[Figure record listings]
=-=-=

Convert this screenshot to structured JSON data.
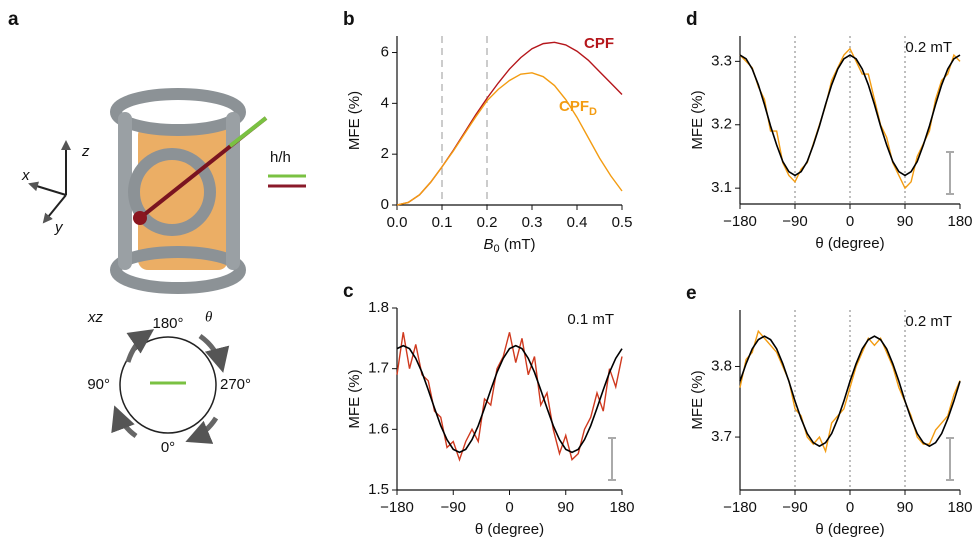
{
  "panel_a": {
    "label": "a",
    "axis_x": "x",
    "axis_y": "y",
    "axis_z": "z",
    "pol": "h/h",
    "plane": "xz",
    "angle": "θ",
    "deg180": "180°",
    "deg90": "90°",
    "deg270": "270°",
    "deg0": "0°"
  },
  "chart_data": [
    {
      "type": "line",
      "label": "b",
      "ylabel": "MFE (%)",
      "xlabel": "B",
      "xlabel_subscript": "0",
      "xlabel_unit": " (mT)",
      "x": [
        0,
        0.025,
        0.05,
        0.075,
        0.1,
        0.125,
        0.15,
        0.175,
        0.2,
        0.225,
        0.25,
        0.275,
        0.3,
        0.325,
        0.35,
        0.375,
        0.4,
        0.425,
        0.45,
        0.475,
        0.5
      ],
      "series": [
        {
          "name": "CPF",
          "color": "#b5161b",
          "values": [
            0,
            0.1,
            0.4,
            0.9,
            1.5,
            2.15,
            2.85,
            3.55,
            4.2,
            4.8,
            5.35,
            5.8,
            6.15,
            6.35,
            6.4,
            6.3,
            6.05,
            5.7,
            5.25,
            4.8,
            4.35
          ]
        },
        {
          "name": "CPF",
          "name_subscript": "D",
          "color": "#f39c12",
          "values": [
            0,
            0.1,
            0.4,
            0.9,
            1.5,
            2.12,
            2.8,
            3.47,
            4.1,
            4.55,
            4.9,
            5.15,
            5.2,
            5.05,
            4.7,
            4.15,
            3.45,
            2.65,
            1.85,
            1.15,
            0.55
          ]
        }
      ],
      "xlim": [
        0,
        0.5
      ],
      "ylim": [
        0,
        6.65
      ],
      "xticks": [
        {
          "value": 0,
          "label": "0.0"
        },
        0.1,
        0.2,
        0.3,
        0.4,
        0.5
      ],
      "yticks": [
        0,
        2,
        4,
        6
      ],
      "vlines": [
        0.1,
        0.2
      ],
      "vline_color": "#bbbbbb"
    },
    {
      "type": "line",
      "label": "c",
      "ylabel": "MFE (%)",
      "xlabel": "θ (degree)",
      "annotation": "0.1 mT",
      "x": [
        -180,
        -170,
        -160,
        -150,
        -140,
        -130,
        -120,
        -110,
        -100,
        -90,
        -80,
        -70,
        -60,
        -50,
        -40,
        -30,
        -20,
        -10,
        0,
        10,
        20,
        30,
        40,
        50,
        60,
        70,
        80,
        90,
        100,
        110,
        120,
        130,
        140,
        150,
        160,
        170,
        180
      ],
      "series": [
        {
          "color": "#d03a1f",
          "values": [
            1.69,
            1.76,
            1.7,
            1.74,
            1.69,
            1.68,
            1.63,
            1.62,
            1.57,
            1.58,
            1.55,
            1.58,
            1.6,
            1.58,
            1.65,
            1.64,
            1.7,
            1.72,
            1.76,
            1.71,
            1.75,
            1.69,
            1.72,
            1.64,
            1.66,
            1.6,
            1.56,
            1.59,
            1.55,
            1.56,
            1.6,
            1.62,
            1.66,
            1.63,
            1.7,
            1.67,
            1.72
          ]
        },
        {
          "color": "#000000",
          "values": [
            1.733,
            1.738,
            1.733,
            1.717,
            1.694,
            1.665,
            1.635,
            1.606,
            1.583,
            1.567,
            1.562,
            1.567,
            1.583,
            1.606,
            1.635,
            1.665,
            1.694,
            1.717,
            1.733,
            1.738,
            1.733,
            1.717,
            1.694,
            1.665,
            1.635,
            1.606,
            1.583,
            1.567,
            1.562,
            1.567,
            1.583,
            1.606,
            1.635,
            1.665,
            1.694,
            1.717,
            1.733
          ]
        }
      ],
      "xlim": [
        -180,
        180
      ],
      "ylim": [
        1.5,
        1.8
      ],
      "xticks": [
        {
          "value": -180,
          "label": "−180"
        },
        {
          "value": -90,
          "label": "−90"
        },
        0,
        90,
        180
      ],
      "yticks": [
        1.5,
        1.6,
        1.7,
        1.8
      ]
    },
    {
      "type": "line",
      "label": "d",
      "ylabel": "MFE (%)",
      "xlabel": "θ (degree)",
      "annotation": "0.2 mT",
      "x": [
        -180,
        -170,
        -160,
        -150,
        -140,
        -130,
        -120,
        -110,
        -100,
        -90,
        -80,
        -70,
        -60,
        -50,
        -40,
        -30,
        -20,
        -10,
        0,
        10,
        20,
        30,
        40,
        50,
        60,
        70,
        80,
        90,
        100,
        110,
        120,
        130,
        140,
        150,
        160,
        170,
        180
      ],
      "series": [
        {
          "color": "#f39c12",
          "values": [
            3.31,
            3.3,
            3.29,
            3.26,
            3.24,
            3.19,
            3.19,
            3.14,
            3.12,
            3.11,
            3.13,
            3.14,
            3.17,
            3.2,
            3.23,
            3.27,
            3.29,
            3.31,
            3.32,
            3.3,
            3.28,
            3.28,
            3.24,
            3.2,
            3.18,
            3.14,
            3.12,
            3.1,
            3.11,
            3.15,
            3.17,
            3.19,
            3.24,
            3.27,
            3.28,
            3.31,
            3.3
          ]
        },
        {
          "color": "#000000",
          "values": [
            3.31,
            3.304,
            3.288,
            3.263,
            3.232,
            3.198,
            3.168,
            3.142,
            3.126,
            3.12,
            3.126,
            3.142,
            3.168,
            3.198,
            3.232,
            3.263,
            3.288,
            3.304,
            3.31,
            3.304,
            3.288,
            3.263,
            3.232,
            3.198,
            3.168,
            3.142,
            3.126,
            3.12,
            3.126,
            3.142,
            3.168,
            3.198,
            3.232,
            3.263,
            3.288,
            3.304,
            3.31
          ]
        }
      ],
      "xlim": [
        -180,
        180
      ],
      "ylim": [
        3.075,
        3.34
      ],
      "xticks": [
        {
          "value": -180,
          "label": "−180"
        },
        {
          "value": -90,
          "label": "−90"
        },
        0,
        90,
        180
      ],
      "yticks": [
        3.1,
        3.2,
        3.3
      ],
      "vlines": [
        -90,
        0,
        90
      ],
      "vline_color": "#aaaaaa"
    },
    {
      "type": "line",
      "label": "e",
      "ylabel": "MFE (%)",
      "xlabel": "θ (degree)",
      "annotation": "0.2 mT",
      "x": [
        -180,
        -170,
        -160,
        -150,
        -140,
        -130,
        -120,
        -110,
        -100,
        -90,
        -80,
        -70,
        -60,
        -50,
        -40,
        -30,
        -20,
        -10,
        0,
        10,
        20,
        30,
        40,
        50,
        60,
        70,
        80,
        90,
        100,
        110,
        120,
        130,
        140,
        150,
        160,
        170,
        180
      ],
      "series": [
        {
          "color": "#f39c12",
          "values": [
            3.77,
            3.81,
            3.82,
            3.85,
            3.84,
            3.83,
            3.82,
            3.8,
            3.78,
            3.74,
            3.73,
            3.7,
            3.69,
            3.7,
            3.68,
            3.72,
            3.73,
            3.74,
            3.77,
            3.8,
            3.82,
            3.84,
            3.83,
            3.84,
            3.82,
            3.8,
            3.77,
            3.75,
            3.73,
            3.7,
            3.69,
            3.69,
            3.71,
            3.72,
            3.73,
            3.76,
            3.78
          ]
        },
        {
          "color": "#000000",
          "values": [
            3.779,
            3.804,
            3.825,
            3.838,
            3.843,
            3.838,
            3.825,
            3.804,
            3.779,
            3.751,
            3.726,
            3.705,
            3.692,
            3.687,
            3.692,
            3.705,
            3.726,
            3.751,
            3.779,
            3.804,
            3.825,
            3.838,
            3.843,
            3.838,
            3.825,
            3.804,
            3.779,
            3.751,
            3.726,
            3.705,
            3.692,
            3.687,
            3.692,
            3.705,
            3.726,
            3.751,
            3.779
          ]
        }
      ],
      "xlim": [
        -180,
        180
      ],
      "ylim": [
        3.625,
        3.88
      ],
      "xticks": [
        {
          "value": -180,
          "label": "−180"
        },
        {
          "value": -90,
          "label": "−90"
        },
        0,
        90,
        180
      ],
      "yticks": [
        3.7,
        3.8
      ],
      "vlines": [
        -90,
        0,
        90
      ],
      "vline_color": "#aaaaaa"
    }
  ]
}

=-=-=

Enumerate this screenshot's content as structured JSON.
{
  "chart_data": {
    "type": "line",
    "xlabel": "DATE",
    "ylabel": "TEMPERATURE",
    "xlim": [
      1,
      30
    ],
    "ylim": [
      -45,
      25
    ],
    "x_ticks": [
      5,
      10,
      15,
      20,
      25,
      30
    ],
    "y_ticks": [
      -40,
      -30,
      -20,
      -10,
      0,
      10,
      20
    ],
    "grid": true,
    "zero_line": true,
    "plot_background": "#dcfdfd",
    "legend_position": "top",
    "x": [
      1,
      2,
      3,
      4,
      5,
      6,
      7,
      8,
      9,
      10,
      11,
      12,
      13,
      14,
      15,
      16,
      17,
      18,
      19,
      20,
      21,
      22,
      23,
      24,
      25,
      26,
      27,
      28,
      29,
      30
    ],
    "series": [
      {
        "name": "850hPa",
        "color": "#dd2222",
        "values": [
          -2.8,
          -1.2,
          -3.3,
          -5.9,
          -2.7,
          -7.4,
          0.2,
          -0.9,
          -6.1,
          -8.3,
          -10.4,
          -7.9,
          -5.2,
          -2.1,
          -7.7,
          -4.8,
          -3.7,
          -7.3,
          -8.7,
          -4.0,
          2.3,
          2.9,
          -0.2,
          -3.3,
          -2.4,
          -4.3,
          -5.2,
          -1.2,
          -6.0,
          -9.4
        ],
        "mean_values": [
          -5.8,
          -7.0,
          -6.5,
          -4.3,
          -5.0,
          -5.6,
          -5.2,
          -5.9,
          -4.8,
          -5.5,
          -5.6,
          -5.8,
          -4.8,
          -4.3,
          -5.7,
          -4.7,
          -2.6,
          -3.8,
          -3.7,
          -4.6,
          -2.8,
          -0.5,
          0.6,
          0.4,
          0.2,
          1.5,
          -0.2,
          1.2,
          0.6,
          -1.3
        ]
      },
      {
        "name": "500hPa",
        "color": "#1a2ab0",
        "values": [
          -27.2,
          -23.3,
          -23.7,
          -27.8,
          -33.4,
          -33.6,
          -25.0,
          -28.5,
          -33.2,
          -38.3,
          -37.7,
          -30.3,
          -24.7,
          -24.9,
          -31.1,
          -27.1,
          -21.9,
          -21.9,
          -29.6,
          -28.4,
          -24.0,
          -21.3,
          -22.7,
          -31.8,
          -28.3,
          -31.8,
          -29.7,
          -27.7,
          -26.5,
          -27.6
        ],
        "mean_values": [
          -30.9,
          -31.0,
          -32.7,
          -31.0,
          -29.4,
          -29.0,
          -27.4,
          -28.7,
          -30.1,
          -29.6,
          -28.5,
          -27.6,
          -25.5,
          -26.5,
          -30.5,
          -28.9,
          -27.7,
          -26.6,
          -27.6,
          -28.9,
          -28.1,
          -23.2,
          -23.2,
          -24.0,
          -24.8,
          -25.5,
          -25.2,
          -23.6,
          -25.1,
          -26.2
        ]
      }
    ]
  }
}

=-=-=

**EXERCISE GOAL:**
Where a line in the material contains "screenshot", copy that line.

**SOLUTION:**
Convert this screenshot to structured JSON data.
Enumerate this screenshot's content as structured JSON.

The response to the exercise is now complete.